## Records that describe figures

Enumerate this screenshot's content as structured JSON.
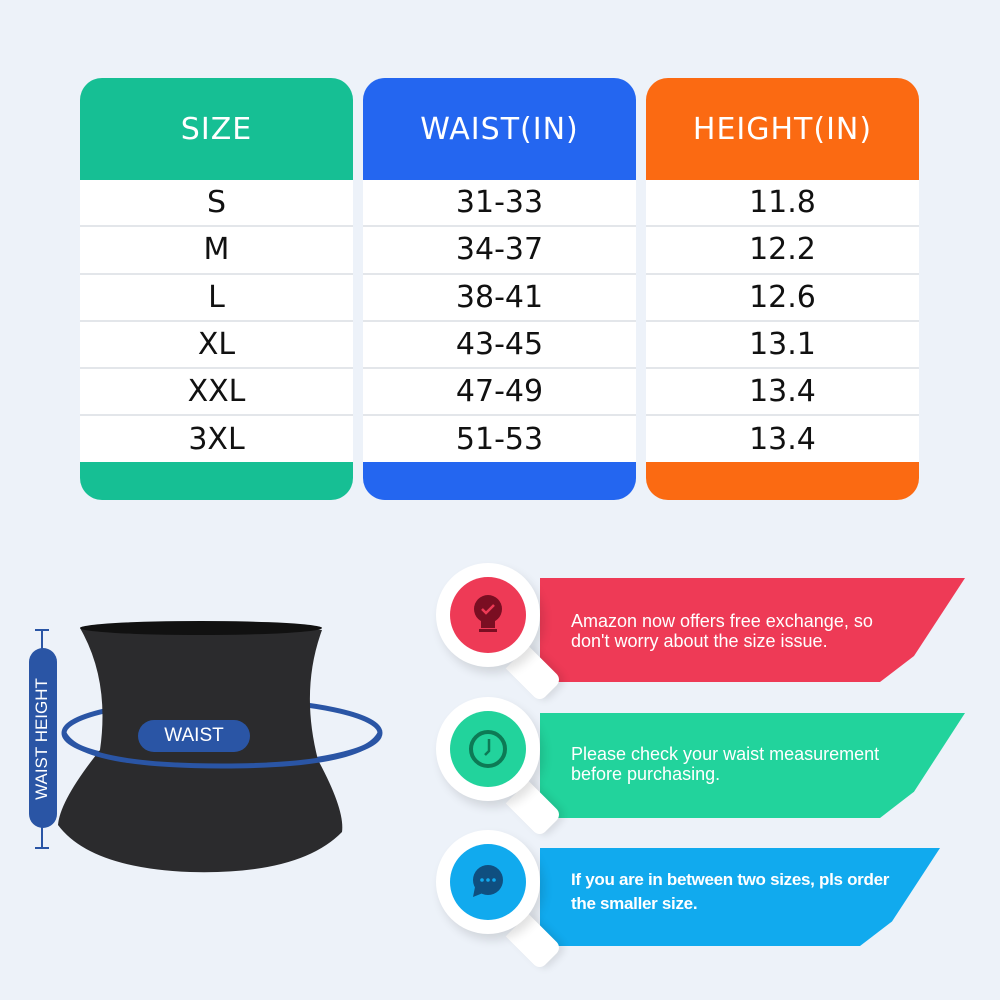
{
  "table": {
    "columns": [
      {
        "header": "SIZE",
        "color": "#16bf94",
        "values": [
          "S",
          "M",
          "L",
          "XL",
          "XXL",
          "3XL"
        ]
      },
      {
        "header": "WAIST(IN)",
        "color": "#2466f0",
        "values": [
          "31-33",
          "34-37",
          "38-41",
          "43-45",
          "47-49",
          "51-53"
        ]
      },
      {
        "header": "HEIGHT(IN)",
        "color": "#fb6a12",
        "values": [
          "11.8",
          "12.2",
          "12.6",
          "13.1",
          "13.4",
          "13.4"
        ]
      }
    ]
  },
  "diagram": {
    "waist_label": "WAIST",
    "height_label": "WAIST HEIGHT",
    "accent": "#2a55a5"
  },
  "tips": [
    {
      "icon": "lightbulb-check-icon",
      "color": "#ee3a56",
      "text_line1": "Amazon now offers free exchange, so",
      "text_line2": "don't worry about the size issue."
    },
    {
      "icon": "clock-icon",
      "color": "#22d39c",
      "text_line1": "Please check your waist measurement",
      "text_line2": "before purchasing."
    },
    {
      "icon": "chat-bubble-icon",
      "color": "#11aaee",
      "text_line1": "If you are in between two sizes, pls order",
      "text_line2": "the smaller size."
    }
  ]
}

## Your goal
Write out the listing above again, exactly, but with no pictures in the copy.

## Written reply
Enumerate this screenshot's content as structured JSON.
{
  "table": {
    "columns": [
      {
        "header": "SIZE",
        "color": "#16bf94",
        "values": [
          "S",
          "M",
          "L",
          "XL",
          "XXL",
          "3XL"
        ]
      },
      {
        "header": "WAIST(IN)",
        "color": "#2466f0",
        "values": [
          "31-33",
          "34-37",
          "38-41",
          "43-45",
          "47-49",
          "51-53"
        ]
      },
      {
        "header": "HEIGHT(IN)",
        "color": "#fb6a12",
        "values": [
          "11.8",
          "12.2",
          "12.6",
          "13.1",
          "13.4",
          "13.4"
        ]
      }
    ]
  },
  "diagram": {
    "waist_label": "WAIST",
    "height_label": "WAIST HEIGHT",
    "accent": "#2a55a5"
  },
  "tips": [
    {
      "icon": "lightbulb-check-icon",
      "color": "#ee3a56",
      "text_line1": "Amazon now offers free exchange, so",
      "text_line2": "don't worry about the size issue."
    },
    {
      "icon": "clock-icon",
      "color": "#22d39c",
      "text_line1": "Please check your waist measurement",
      "text_line2": "before purchasing."
    },
    {
      "icon": "chat-bubble-icon",
      "color": "#11aaee",
      "text_line1": "If you are in between two sizes, pls order",
      "text_line2": "the smaller size."
    }
  ]
}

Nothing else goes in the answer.